**Short exercise**
Put everything from the start of the listing down to the line containing "The O-ring seal 110 is at (461, 150).", inclusive, into a JSON list of strings with one string per line, omitting blank lines.

**Task material**
┄┄┄┄┄┄┄┄┄┄

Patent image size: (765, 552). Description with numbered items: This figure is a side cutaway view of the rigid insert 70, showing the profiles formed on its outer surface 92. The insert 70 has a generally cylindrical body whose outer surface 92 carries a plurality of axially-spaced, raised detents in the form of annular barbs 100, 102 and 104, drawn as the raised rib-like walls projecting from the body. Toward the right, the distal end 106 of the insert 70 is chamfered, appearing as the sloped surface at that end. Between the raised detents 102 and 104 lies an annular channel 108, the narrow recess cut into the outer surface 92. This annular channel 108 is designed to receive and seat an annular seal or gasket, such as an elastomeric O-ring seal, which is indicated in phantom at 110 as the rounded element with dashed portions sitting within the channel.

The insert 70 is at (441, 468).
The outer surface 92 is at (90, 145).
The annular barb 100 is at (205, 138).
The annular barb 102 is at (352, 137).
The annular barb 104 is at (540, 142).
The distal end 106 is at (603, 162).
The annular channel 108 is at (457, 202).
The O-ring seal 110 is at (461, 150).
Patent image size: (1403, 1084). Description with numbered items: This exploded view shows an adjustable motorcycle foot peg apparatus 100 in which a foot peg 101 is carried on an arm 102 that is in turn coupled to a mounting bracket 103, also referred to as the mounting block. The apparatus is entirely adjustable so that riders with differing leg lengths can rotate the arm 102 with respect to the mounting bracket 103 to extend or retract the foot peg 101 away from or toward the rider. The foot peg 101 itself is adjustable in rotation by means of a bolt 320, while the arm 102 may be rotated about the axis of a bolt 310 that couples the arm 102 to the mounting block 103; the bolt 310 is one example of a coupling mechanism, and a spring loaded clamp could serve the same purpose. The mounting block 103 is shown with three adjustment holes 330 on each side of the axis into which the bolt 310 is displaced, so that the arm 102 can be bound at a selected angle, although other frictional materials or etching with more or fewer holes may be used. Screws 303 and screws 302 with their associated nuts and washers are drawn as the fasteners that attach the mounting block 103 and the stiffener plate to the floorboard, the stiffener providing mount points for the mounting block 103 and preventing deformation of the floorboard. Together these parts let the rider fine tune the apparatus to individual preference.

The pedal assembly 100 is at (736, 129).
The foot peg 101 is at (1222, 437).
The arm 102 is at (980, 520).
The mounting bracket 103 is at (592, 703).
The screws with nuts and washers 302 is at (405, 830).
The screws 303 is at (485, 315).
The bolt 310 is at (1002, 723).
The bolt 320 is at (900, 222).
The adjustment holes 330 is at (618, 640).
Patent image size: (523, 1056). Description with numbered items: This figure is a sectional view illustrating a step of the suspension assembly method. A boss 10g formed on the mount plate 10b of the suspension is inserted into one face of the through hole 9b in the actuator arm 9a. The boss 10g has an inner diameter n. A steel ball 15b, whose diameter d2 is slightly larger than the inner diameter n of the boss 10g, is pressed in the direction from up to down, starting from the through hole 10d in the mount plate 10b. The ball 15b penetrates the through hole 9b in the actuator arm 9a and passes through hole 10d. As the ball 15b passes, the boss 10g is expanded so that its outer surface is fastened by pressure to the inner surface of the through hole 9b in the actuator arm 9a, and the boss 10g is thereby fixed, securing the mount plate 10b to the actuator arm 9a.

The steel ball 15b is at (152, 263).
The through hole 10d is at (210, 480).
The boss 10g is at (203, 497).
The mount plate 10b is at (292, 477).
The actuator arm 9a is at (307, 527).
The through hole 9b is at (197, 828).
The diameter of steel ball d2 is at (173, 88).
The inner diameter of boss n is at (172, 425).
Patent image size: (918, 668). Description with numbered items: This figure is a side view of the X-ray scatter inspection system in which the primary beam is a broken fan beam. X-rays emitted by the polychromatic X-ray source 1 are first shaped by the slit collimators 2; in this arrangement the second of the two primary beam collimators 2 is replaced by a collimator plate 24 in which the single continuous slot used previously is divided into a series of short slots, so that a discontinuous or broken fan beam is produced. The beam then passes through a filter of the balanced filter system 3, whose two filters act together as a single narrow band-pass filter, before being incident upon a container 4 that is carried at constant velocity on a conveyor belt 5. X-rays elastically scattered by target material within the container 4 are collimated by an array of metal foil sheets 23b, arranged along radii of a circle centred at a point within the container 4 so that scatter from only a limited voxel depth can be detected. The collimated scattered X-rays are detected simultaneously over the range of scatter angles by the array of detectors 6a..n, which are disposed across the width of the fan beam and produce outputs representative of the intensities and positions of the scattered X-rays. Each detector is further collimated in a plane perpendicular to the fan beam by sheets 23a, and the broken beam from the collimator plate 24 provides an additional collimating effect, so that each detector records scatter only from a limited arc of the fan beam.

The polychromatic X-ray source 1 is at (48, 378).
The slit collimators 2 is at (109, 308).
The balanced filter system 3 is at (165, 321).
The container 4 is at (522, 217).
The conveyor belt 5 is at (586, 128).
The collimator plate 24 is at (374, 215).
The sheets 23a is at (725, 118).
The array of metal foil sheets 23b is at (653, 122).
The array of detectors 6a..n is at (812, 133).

┄┄┄┄┄┄┄┄┄┄

**Written solution**
[
  "Patent image size: (765, 552). Description with numbered items: This figure is a side cutaway view of the rigid insert 70, showing the profiles formed on its outer surface 92. The insert 70 has a generally cylindrical body whose outer surface 92 carries a plurality of axially-spaced, raised detents in the form of annular barbs 100, 102 and 104, drawn as the raised rib-like walls projecting from the body. Toward the right, the distal end 106 of the insert 70 is chamfered, appearing as the sloped surface at that end. Between the raised detents 102 and 104 lies an annular channel 108, the narrow recess cut into the outer surface 92. This annular channel 108 is designed to receive and seat an annular seal or gasket, such as an elastomeric O-ring seal, which is indicated in phantom at 110 as the rounded element with dashed portions sitting within the channel.",
  "The insert 70 is at (441, 468).",
  "The outer surface 92 is at (90, 145).",
  "The annular barb 100 is at (205, 138).",
  "The annular barb 102 is at (352, 137).",
  "The annular barb 104 is at (540, 142).",
  "The distal end 106 is at (603, 162).",
  "The annular channel 108 is at (457, 202).",
  "The O-ring seal 110 is at (461, 150)."
]